| Task to carry out |
The data below should be restated word for word, with every picture omitted.

══ Given entries ══

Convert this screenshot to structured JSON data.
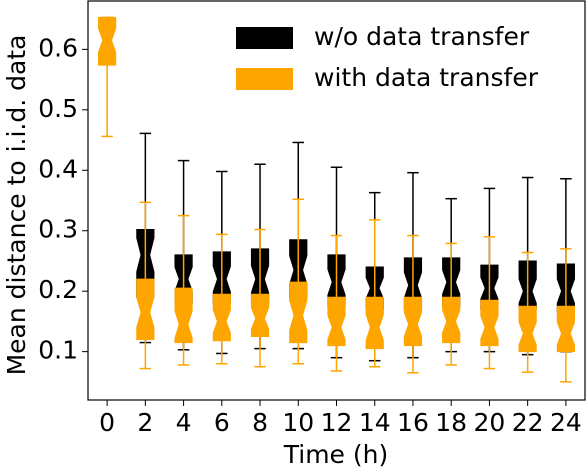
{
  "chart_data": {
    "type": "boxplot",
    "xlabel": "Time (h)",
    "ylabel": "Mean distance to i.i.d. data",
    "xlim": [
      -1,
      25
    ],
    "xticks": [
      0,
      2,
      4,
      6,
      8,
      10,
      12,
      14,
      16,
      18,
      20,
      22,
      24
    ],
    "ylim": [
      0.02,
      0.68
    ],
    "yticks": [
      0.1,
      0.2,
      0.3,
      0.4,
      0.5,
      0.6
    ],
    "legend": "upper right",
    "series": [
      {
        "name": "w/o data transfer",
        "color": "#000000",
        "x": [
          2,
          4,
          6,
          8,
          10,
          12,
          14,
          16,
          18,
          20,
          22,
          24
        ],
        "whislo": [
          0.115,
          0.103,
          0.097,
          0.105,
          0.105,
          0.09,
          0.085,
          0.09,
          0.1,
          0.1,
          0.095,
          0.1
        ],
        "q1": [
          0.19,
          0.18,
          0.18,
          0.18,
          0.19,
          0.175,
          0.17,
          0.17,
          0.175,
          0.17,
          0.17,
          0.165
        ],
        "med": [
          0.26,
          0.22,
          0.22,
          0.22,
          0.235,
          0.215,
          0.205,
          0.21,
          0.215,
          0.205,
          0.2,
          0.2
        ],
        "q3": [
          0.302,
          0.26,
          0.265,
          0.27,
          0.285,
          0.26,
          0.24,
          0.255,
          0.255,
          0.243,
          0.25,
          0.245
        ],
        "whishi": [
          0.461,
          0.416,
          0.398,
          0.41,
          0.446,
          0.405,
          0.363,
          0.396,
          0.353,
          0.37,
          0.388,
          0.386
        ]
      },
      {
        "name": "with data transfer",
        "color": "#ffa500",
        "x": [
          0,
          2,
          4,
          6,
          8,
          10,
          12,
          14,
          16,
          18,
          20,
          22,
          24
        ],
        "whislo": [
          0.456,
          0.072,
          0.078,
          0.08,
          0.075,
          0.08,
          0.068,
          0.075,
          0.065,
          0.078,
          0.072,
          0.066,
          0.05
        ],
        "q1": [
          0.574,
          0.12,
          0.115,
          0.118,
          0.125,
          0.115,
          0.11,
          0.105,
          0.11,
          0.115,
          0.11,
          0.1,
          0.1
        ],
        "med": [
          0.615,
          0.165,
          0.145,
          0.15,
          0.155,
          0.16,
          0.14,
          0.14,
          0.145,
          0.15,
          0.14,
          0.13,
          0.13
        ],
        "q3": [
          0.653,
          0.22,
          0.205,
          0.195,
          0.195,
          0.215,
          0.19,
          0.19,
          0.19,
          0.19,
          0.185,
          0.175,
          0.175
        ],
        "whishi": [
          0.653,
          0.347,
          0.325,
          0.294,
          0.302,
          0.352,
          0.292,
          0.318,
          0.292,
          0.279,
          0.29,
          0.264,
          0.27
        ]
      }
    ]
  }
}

═══

| Solution |
Convert this screenshot to structured JSON data.
{
  "chart_data": {
    "type": "boxplot",
    "xlabel": "Time (h)",
    "ylabel": "Mean distance to i.i.d. data",
    "xlim": [
      -1,
      25
    ],
    "xticks": [
      0,
      2,
      4,
      6,
      8,
      10,
      12,
      14,
      16,
      18,
      20,
      22,
      24
    ],
    "ylim": [
      0.02,
      0.68
    ],
    "yticks": [
      0.1,
      0.2,
      0.3,
      0.4,
      0.5,
      0.6
    ],
    "legend": "upper right",
    "series": [
      {
        "name": "w/o data transfer",
        "color": "#000000",
        "x": [
          2,
          4,
          6,
          8,
          10,
          12,
          14,
          16,
          18,
          20,
          22,
          24
        ],
        "whislo": [
          0.115,
          0.103,
          0.097,
          0.105,
          0.105,
          0.09,
          0.085,
          0.09,
          0.1,
          0.1,
          0.095,
          0.1
        ],
        "q1": [
          0.19,
          0.18,
          0.18,
          0.18,
          0.19,
          0.175,
          0.17,
          0.17,
          0.175,
          0.17,
          0.17,
          0.165
        ],
        "med": [
          0.26,
          0.22,
          0.22,
          0.22,
          0.235,
          0.215,
          0.205,
          0.21,
          0.215,
          0.205,
          0.2,
          0.2
        ],
        "q3": [
          0.302,
          0.26,
          0.265,
          0.27,
          0.285,
          0.26,
          0.24,
          0.255,
          0.255,
          0.243,
          0.25,
          0.245
        ],
        "whishi": [
          0.461,
          0.416,
          0.398,
          0.41,
          0.446,
          0.405,
          0.363,
          0.396,
          0.353,
          0.37,
          0.388,
          0.386
        ]
      },
      {
        "name": "with data transfer",
        "color": "#ffa500",
        "x": [
          0,
          2,
          4,
          6,
          8,
          10,
          12,
          14,
          16,
          18,
          20,
          22,
          24
        ],
        "whislo": [
          0.456,
          0.072,
          0.078,
          0.08,
          0.075,
          0.08,
          0.068,
          0.075,
          0.065,
          0.078,
          0.072,
          0.066,
          0.05
        ],
        "q1": [
          0.574,
          0.12,
          0.115,
          0.118,
          0.125,
          0.115,
          0.11,
          0.105,
          0.11,
          0.115,
          0.11,
          0.1,
          0.1
        ],
        "med": [
          0.615,
          0.165,
          0.145,
          0.15,
          0.155,
          0.16,
          0.14,
          0.14,
          0.145,
          0.15,
          0.14,
          0.13,
          0.13
        ],
        "q3": [
          0.653,
          0.22,
          0.205,
          0.195,
          0.195,
          0.215,
          0.19,
          0.19,
          0.19,
          0.19,
          0.185,
          0.175,
          0.175
        ],
        "whishi": [
          0.653,
          0.347,
          0.325,
          0.294,
          0.302,
          0.352,
          0.292,
          0.318,
          0.292,
          0.279,
          0.29,
          0.264,
          0.27
        ]
      }
    ]
  }
}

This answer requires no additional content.